▶ _AUFGABENSTELLUNG_: Bearbeiten Sie die gesamte Auflistung, indem Sie „DEPTH (m)“ überall durch „TIEFE (m)“ ersetzen. Geben Sie alle übrigen Zeilen unverändert wieder.
··········
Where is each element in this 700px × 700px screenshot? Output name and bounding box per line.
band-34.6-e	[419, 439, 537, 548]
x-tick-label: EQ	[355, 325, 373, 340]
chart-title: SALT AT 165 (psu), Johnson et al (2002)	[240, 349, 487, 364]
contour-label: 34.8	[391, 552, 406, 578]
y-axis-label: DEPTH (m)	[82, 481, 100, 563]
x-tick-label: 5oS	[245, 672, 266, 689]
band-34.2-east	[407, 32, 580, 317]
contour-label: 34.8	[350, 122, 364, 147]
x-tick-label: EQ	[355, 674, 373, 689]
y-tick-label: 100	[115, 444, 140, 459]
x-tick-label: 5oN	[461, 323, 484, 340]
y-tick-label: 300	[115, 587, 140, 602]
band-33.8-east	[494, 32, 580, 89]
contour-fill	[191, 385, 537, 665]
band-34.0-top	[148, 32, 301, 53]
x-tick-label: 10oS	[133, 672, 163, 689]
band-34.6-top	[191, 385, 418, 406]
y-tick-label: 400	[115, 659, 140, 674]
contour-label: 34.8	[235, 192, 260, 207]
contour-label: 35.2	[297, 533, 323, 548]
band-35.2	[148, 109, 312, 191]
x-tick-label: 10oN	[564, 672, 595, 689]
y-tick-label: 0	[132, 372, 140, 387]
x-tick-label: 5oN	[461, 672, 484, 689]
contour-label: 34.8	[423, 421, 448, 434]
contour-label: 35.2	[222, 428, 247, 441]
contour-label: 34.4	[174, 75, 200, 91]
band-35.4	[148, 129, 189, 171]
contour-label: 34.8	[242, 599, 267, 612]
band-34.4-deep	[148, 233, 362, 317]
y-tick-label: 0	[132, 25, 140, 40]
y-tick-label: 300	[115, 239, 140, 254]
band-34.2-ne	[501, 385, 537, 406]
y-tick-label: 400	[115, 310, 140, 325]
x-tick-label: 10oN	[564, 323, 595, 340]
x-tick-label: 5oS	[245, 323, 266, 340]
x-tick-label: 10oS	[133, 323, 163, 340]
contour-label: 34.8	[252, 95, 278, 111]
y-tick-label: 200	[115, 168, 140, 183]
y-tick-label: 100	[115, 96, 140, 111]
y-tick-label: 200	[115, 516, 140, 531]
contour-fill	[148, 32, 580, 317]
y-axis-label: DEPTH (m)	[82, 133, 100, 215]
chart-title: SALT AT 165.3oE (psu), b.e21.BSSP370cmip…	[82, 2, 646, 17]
··········
▶ _KORREKTE AUSGABE_:
Where is each element in this 700px × 700px screenshot? Output name and bounding box per line.
band-34.6-e	[419, 439, 537, 548]
x-tick-label: EQ	[355, 325, 373, 340]
chart-title: SALT AT 165 (psu), Johnson et al (2002)	[240, 349, 487, 364]
contour-label: 34.8	[391, 552, 406, 578]
y-axis-label: TIEFE (m)	[82, 481, 100, 563]
x-tick-label: 5oS	[245, 672, 266, 689]
band-34.2-east	[407, 32, 580, 317]
contour-label: 34.8	[350, 122, 364, 147]
x-tick-label: EQ	[355, 674, 373, 689]
y-tick-label: 100	[115, 444, 140, 459]
x-tick-label: 5oN	[461, 323, 484, 340]
y-tick-label: 300	[115, 587, 140, 602]
band-33.8-east	[494, 32, 580, 89]
contour-fill	[191, 385, 537, 665]
band-34.0-top	[148, 32, 301, 53]
x-tick-label: 10oS	[133, 672, 163, 689]
band-34.6-top	[191, 385, 418, 406]
y-tick-label: 400	[115, 659, 140, 674]
contour-label: 34.8	[235, 192, 260, 207]
contour-label: 35.2	[297, 533, 323, 548]
band-35.2	[148, 109, 312, 191]
x-tick-label: 10oN	[564, 672, 595, 689]
y-tick-label: 0	[132, 372, 140, 387]
x-tick-label: 5oN	[461, 672, 484, 689]
contour-label: 34.8	[423, 421, 448, 434]
contour-label: 35.2	[222, 428, 247, 441]
contour-label: 34.4	[174, 75, 200, 91]
band-35.4	[148, 129, 189, 171]
contour-label: 34.8	[242, 599, 267, 612]
band-34.4-deep	[148, 233, 362, 317]
y-tick-label: 0	[132, 25, 140, 40]
y-tick-label: 300	[115, 239, 140, 254]
band-34.2-ne	[501, 385, 537, 406]
y-tick-label: 400	[115, 310, 140, 325]
x-tick-label: 10oN	[564, 323, 595, 340]
x-tick-label: 5oS	[245, 323, 266, 340]
x-tick-label: 10oS	[133, 323, 163, 340]
contour-label: 34.8	[252, 95, 278, 111]
y-tick-label: 200	[115, 168, 140, 183]
y-tick-label: 100	[115, 96, 140, 111]
y-tick-label: 200	[115, 516, 140, 531]
contour-fill	[148, 32, 580, 317]
y-axis-label: TIEFE (m)	[82, 133, 100, 215]
chart-title: SALT AT 165.3oE (psu), b.e21.BSSP370cmip…	[82, 2, 646, 17]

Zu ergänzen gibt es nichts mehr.